■ AIM OF THE EXERCISE ■
What follows is a listing; give it again exactly, in its entirety.

....................

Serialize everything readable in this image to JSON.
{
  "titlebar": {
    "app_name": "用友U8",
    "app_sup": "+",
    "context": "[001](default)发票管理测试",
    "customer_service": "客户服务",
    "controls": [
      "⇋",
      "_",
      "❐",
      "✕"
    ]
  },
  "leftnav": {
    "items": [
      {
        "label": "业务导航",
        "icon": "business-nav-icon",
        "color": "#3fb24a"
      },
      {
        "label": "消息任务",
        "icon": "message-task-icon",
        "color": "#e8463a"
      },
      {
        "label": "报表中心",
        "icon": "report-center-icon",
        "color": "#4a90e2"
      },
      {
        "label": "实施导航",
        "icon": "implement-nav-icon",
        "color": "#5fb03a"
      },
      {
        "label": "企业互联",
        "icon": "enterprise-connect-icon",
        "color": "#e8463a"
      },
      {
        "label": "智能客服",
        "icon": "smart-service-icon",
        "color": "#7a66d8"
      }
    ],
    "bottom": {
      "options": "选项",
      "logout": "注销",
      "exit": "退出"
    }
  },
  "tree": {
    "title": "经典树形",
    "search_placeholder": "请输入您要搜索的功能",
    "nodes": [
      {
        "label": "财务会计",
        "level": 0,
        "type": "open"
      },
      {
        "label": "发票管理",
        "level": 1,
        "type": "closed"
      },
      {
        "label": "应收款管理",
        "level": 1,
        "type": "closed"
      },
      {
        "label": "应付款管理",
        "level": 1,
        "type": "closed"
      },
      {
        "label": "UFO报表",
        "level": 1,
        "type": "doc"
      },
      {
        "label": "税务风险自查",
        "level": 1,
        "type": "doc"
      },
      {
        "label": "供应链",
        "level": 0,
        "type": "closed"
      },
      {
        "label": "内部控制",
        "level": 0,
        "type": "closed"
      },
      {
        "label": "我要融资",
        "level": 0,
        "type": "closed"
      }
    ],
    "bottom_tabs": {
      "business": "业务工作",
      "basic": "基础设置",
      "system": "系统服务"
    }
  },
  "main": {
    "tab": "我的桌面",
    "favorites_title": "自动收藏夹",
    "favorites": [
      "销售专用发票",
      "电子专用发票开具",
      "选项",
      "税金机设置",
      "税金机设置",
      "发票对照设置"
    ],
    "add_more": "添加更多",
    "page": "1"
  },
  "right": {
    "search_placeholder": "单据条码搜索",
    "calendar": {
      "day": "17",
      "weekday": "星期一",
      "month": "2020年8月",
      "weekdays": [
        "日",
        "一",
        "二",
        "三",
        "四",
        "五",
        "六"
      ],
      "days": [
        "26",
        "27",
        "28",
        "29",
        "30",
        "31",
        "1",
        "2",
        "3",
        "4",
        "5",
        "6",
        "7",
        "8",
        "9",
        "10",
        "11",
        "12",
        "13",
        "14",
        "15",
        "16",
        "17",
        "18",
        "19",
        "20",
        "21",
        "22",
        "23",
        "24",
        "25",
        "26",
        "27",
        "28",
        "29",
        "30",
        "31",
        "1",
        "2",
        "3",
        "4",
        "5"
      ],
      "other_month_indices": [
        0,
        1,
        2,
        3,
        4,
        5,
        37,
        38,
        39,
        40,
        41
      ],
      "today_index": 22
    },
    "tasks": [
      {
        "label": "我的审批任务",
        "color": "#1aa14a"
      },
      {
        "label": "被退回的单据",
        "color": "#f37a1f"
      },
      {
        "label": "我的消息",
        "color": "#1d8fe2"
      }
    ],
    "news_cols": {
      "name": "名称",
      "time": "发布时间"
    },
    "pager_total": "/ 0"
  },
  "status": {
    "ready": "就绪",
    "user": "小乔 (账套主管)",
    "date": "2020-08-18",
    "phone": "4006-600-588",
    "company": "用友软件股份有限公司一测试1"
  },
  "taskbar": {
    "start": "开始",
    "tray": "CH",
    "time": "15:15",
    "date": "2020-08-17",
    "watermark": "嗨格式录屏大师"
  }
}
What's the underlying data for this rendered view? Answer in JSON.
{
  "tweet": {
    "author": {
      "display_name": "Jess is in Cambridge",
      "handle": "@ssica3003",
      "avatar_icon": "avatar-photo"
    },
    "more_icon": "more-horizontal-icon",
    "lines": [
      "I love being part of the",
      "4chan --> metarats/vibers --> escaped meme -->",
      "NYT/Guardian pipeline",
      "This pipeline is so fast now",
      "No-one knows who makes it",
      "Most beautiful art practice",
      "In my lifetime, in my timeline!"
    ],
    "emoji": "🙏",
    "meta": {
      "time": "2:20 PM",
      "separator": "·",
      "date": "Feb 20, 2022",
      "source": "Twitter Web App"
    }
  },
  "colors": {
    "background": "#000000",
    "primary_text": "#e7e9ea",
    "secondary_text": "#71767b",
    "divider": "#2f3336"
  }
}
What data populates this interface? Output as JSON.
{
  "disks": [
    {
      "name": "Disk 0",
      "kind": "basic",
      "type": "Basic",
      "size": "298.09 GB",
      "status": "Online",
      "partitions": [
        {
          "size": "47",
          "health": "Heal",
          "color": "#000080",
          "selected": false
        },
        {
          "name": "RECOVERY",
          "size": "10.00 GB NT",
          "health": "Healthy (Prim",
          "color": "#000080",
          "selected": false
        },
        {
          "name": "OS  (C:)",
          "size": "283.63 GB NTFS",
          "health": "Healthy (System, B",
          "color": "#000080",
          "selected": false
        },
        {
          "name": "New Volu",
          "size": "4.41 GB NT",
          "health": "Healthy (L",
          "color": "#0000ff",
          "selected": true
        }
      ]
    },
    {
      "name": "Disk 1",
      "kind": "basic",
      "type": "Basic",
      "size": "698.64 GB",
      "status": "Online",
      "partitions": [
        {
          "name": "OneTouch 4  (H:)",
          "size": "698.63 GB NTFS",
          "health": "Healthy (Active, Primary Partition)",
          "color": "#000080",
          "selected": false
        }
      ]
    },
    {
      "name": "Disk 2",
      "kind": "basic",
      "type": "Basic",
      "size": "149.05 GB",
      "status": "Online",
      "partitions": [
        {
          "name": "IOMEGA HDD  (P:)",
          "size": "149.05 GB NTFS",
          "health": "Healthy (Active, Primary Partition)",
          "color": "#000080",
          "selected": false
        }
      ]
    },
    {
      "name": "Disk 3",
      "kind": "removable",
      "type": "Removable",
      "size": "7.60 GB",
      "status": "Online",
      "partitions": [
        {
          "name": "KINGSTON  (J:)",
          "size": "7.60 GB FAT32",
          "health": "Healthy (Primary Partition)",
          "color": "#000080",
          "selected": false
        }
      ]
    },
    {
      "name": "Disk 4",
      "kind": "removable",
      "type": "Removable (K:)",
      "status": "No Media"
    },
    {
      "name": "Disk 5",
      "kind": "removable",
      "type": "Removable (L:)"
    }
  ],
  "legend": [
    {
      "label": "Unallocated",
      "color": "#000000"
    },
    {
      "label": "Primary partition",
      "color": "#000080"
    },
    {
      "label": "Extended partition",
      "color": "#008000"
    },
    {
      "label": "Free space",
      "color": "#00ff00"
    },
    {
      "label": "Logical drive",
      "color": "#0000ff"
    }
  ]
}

....................

■ SOLUTION FOR THIS EXERCISE ■
Serialize everything readable in this image to JSON.
{
  "titlebar": {
    "app_name": "用友U8",
    "app_sup": "+",
    "context": "[001](default)发票管理测试",
    "customer_service": "客户服务",
    "controls": [
      "⇋",
      "_",
      "❐",
      "✕"
    ]
  },
  "leftnav": {
    "items": [
      {
        "label": "业务导航",
        "icon": "business-nav-icon",
        "color": "#3fb24a"
      },
      {
        "label": "消息任务",
        "icon": "message-task-icon",
        "color": "#e8463a"
      },
      {
        "label": "报表中心",
        "icon": "report-center-icon",
        "color": "#4a90e2"
      },
      {
        "label": "实施导航",
        "icon": "implement-nav-icon",
        "color": "#5fb03a"
      },
      {
        "label": "企业互联",
        "icon": "enterprise-connect-icon",
        "color": "#e8463a"
      },
      {
        "label": "智能客服",
        "icon": "smart-service-icon",
        "color": "#7a66d8"
      }
    ],
    "bottom": {
      "options": "选项",
      "logout": "注销",
      "exit": "退出"
    }
  },
  "tree": {
    "title": "经典树形",
    "search_placeholder": "请输入您要搜索的功能",
    "nodes": [
      {
        "label": "财务会计",
        "level": 0,
        "type": "open"
      },
      {
        "label": "发票管理",
        "level": 1,
        "type": "closed"
      },
      {
        "label": "应收款管理",
        "level": 1,
        "type": "closed"
      },
      {
        "label": "应付款管理",
        "level": 1,
        "type": "closed"
      },
      {
        "label": "UFO报表",
        "level": 1,
        "type": "doc"
      },
      {
        "label": "税务风险自查",
        "level": 1,
        "type": "doc"
      },
      {
        "label": "供应链",
        "level": 0,
        "type": "closed"
      },
      {
        "label": "内部控制",
        "level": 0,
        "type": "closed"
      },
      {
        "label": "我要融资",
        "level": 0,
        "type": "closed"
      }
    ],
    "bottom_tabs": {
      "business": "业务工作",
      "basic": "基础设置",
      "system": "系统服务"
    }
  },
  "main": {
    "tab": "我的桌面",
    "favorites_title": "自动收藏夹",
    "favorites": [
      "销售专用发票",
      "电子专用发票开具",
      "选项",
      "税金机设置",
      "税金机设置",
      "发票对照设置"
    ],
    "add_more": "添加更多",
    "page": "1"
  },
  "right": {
    "search_placeholder": "单据条码搜索",
    "calendar": {
      "day": "17",
      "weekday": "星期一",
      "month": "2020年8月",
      "weekdays": [
        "日",
        "一",
        "二",
        "三",
        "四",
        "五",
        "六"
      ],
      "days": [
        "26",
        "27",
        "28",
        "29",
        "30",
        "31",
        "1",
        "2",
        "3",
        "4",
        "5",
        "6",
        "7",
        "8",
        "9",
        "10",
        "11",
        "12",
        "13",
        "14",
        "15",
        "16",
        "17",
        "18",
        "19",
        "20",
        "21",
        "22",
        "23",
        "24",
        "25",
        "26",
        "27",
        "28",
        "29",
        "30",
        "31",
        "1",
        "2",
        "3",
        "4",
        "5"
      ],
      "other_month_indices": [
        0,
        1,
        2,
        3,
        4,
        5,
        37,
        38,
        39,
        40,
        41
      ],
      "today_index": 22
    },
    "tasks": [
      {
        "label": "我的审批任务",
        "color": "#1aa14a"
      },
      {
        "label": "被退回的单据",
        "color": "#f37a1f"
      },
      {
        "label": "我的消息",
        "color": "#1d8fe2"
      }
    ],
    "news_cols": {
      "name": "名称",
      "time": "发布时间"
    },
    "pager_total": "/ 0"
  },
  "status": {
    "ready": "就绪",
    "user": "小乔 (账套主管)",
    "date": "2020-08-18",
    "phone": "4006-600-588",
    "company": "用友软件股份有限公司一测试1"
  },
  "taskbar": {
    "start": "开始",
    "tray": "CH",
    "time": "15:15",
    "date": "2020-08-17",
    "watermark": "嗨格式录屏大师"
  }
}
What's the underlying data for this rendered view? Answer in JSON.
{
  "tweet": {
    "author": {
      "display_name": "Jess is in Cambridge",
      "handle": "@ssica3003",
      "avatar_icon": "avatar-photo"
    },
    "more_icon": "more-horizontal-icon",
    "lines": [
      "I love being part of the",
      "4chan --> metarats/vibers --> escaped meme -->",
      "NYT/Guardian pipeline",
      "This pipeline is so fast now",
      "No-one knows who makes it",
      "Most beautiful art practice",
      "In my lifetime, in my timeline!"
    ],
    "emoji": "🙏",
    "meta": {
      "time": "2:20 PM",
      "separator": "·",
      "date": "Feb 20, 2022",
      "source": "Twitter Web App"
    }
  },
  "colors": {
    "background": "#000000",
    "primary_text": "#e7e9ea",
    "secondary_text": "#71767b",
    "divider": "#2f3336"
  }
}
What data populates this interface? Output as JSON.
{
  "disks": [
    {
      "name": "Disk 0",
      "kind": "basic",
      "type": "Basic",
      "size": "298.09 GB",
      "status": "Online",
      "partitions": [
        {
          "size": "47",
          "health": "Heal",
          "color": "#000080",
          "selected": false
        },
        {
          "name": "RECOVERY",
          "size": "10.00 GB NT",
          "health": "Healthy (Prim",
          "color": "#000080",
          "selected": false
        },
        {
          "name": "OS  (C:)",
          "size": "283.63 GB NTFS",
          "health": "Healthy (System, B",
          "color": "#000080",
          "selected": false
        },
        {
          "name": "New Volu",
          "size": "4.41 GB NT",
          "health": "Healthy (L",
          "color": "#0000ff",
          "selected": true
        }
      ]
    },
    {
      "name": "Disk 1",
      "kind": "basic",
      "type": "Basic",
      "size": "698.64 GB",
      "status": "Online",
      "partitions": [
        {
          "name": "OneTouch 4  (H:)",
          "size": "698.63 GB NTFS",
          "health": "Healthy (Active, Primary Partition)",
          "color": "#000080",
          "selected": false
        }
      ]
    },
    {
      "name": "Disk 2",
      "kind": "basic",
      "type": "Basic",
      "size": "149.05 GB",
      "status": "Online",
      "partitions": [
        {
          "name": "IOMEGA HDD  (P:)",
          "size": "149.05 GB NTFS",
          "health": "Healthy (Active, Primary Partition)",
          "color": "#000080",
          "selected": false
        }
      ]
    },
    {
      "name": "Disk 3",
      "kind": "removable",
      "type": "Removable",
      "size": "7.60 GB",
      "status": "Online",
      "partitions": [
        {
          "name": "KINGSTON  (J:)",
          "size": "7.60 GB FAT32",
          "health": "Healthy (Primary Partition)",
          "color": "#000080",
          "selected": false
        }
      ]
    },
    {
      "name": "Disk 4",
      "kind": "removable",
      "type": "Removable (K:)",
      "status": "No Media"
    },
    {
      "name": "Disk 5",
      "kind": "removable",
      "type": "Removable (L:)"
    }
  ],
  "legend": [
    {
      "label": "Unallocated",
      "color": "#000000"
    },
    {
      "label": "Primary partition",
      "color": "#000080"
    },
    {
      "label": "Extended partition",
      "color": "#008000"
    },
    {
      "label": "Free space",
      "color": "#00ff00"
    },
    {
      "label": "Logical drive",
      "color": "#0000ff"
    }
  ]
}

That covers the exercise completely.